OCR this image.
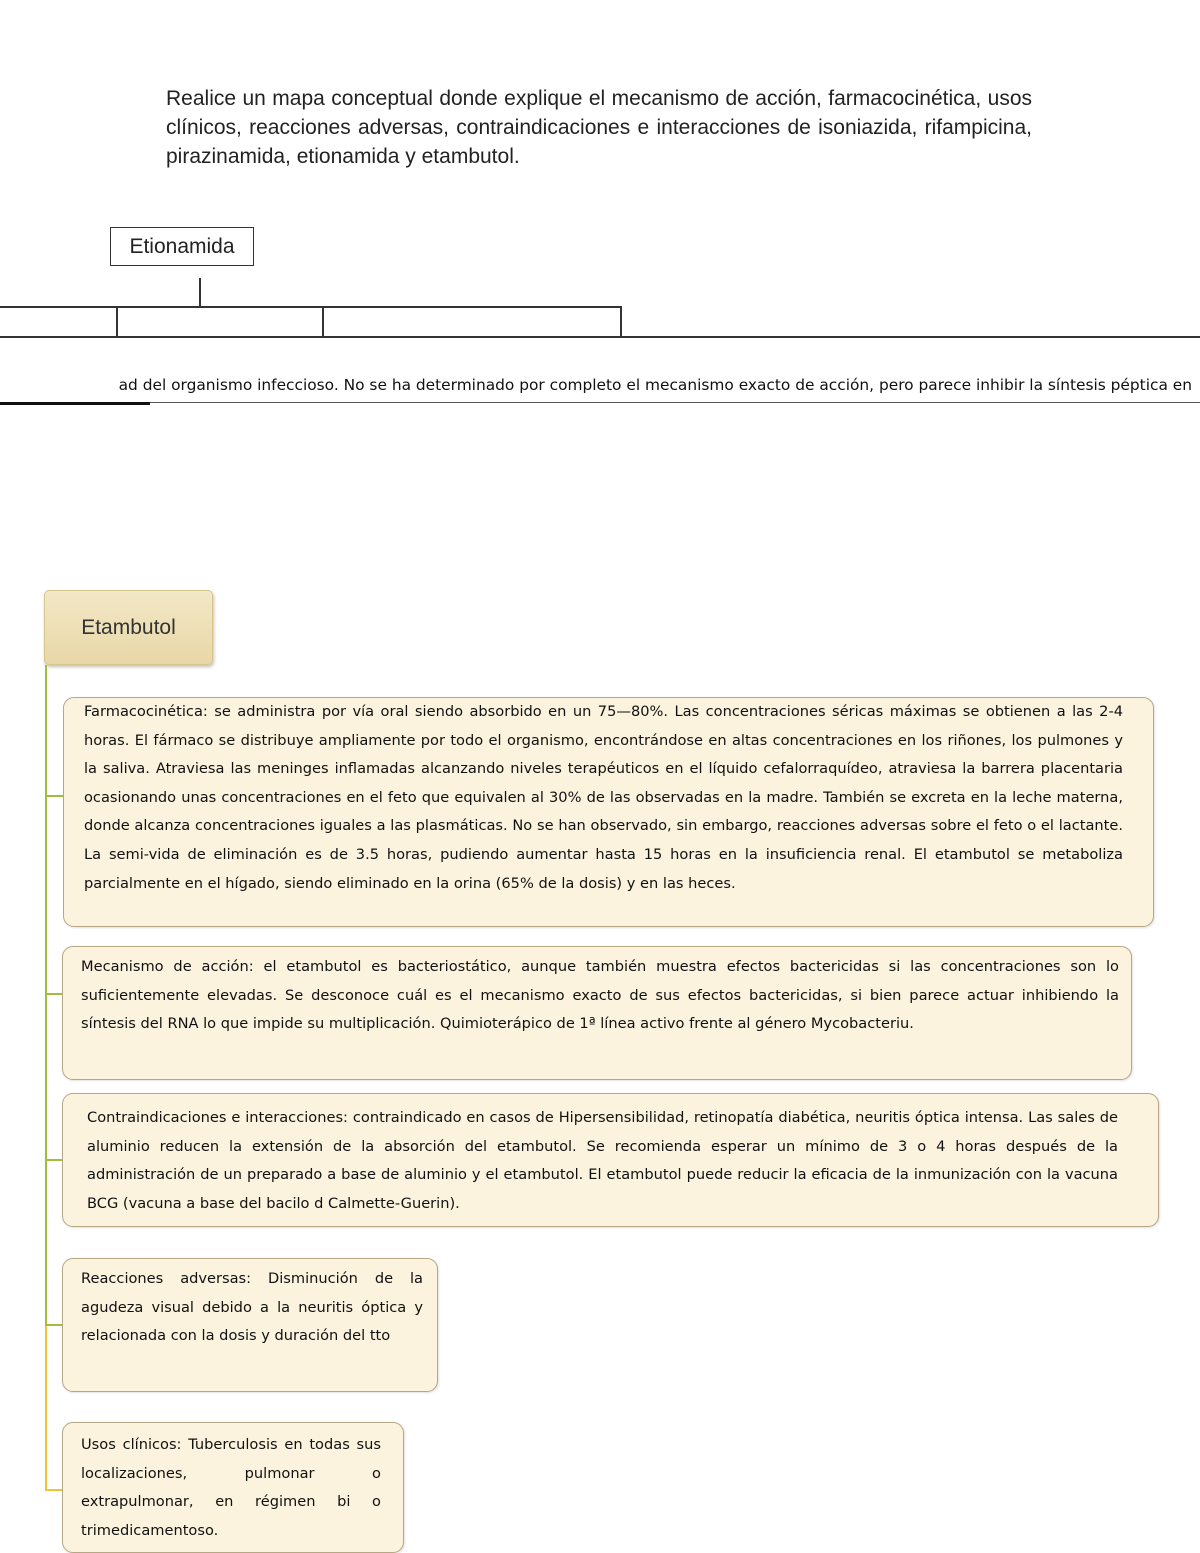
Realice un mapa conceptual donde explique el mecanismo de acción, farmacocinética, usos clínicos, reacciones adversas, contraindicaciones e interacciones de isoniazida, rifampicina, pirazinamida, etionamida y etambutol.
Etionamida
ad del organismo infeccioso. No se ha determinado por completo el mecanismo exacto de acción, pero parece inhibir la síntesis péptica en
Etambutol

Farmacocinética: se administra por vía oral siendo absorbido en un 75—80%. Las concentraciones séricas máximas se obtienen a las 2-4 horas. El fármaco se distribuye ampliamente por todo el organismo, encontrándose en altas concentraciones en los riñones, los pulmones y la saliva. Atraviesa las meninges inflamadas alcanzando niveles terapéuticos en el líquido cefalorraquídeo, atraviesa la barrera placentaria ocasionando unas concentraciones en el feto que equivalen al 30% de las observadas en la madre. También se excreta en la leche materna, donde alcanza concentraciones iguales a las plasmáticas. No se han observado, sin embargo, reacciones adversas sobre el feto o el lactante. La semi-vida de eliminación es de 3.5 horas, pudiendo aumentar hasta 15 horas en la insuficiencia renal. El etambutol se metaboliza parcialmente en el hígado, siendo eliminado en la orina (65% de la dosis) y en las heces.

Mecanismo de acción: el etambutol es bacteriostático, aunque también muestra efectos bactericidas si las concentraciones son lo suficientemente elevadas. Se desconoce cuál es el mecanismo exacto de sus efectos bactericidas, si bien parece actuar inhibiendo la síntesis del RNA lo que impide su multiplicación. Quimioterápico de 1ª línea activo frente al género Mycobacteriu.

Contraindicaciones e interacciones: contraindicado en casos de Hipersensibilidad, retinopatía diabética, neuritis óptica intensa. Las sales de aluminio reducen la extensión de la absorción del etambutol. Se recomienda esperar un mínimo de 3 o 4 horas después de la administración de un preparado a base de aluminio y el etambutol. El etambutol puede reducir la eficacia de la inmunización con la vacuna BCG (vacuna a base del bacilo d Calmette-Guerin).

Reacciones adversas: Disminución de la agudeza visual debido a la neuritis óptica y relacionada con la dosis y duración del tto

Usos clínicos: Tuberculosis en todas sus localizaciones, pulmonar o extrapulmonar, en régimen bi o trimedicamentoso.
□ □ □ □ □ □ □
## WHAT YOU NEED TO DO:
All the material above must be copied exactly, and no picture belongs in the copy.

## RESPONSE AREA:
OCR this image.
Realice un mapa conceptual donde explique el mecanismo de acción, farmacocinética, usos clínicos, reacciones adversas, contraindicaciones e interacciones de isoniazida, rifampicina, pirazinamida, etionamida y etambutol.
Etionamida
ad del organismo infeccioso. No se ha determinado por completo el mecanismo exacto de acción, pero parece inhibir la síntesis péptica en
Etambutol

Farmacocinética: se administra por vía oral siendo absorbido en un 75—80%. Las concentraciones séricas máximas se obtienen a las 2-4 horas. El fármaco se distribuye ampliamente por todo el organismo, encontrándose en altas concentraciones en los riñones, los pulmones y la saliva. Atraviesa las meninges inflamadas alcanzando niveles terapéuticos en el líquido cefalorraquídeo, atraviesa la barrera placentaria ocasionando unas concentraciones en el feto que equivalen al 30% de las observadas en la madre. También se excreta en la leche materna, donde alcanza concentraciones iguales a las plasmáticas. No se han observado, sin embargo, reacciones adversas sobre el feto o el lactante. La semi-vida de eliminación es de 3.5 horas, pudiendo aumentar hasta 15 horas en la insuficiencia renal. El etambutol se metaboliza parcialmente en el hígado, siendo eliminado en la orina (65% de la dosis) y en las heces.

Mecanismo de acción: el etambutol es bacteriostático, aunque también muestra efectos bactericidas si las concentraciones son lo suficientemente elevadas. Se desconoce cuál es el mecanismo exacto de sus efectos bactericidas, si bien parece actuar inhibiendo la síntesis del RNA lo que impide su multiplicación. Quimioterápico de 1ª línea activo frente al género Mycobacteriu.

Contraindicaciones e interacciones: contraindicado en casos de Hipersensibilidad, retinopatía diabética, neuritis óptica intensa. Las sales de aluminio reducen la extensión de la absorción del etambutol. Se recomienda esperar un mínimo de 3 o 4 horas después de la administración de un preparado a base de aluminio y el etambutol. El etambutol puede reducir la eficacia de la inmunización con la vacuna BCG (vacuna a base del bacilo d Calmette-Guerin).

Reacciones adversas: Disminución de la agudeza visual debido a la neuritis óptica y relacionada con la dosis y duración del tto

Usos clínicos: Tuberculosis en todas sus localizaciones, pulmonar o extrapulmonar, en régimen bi o trimedicamentoso.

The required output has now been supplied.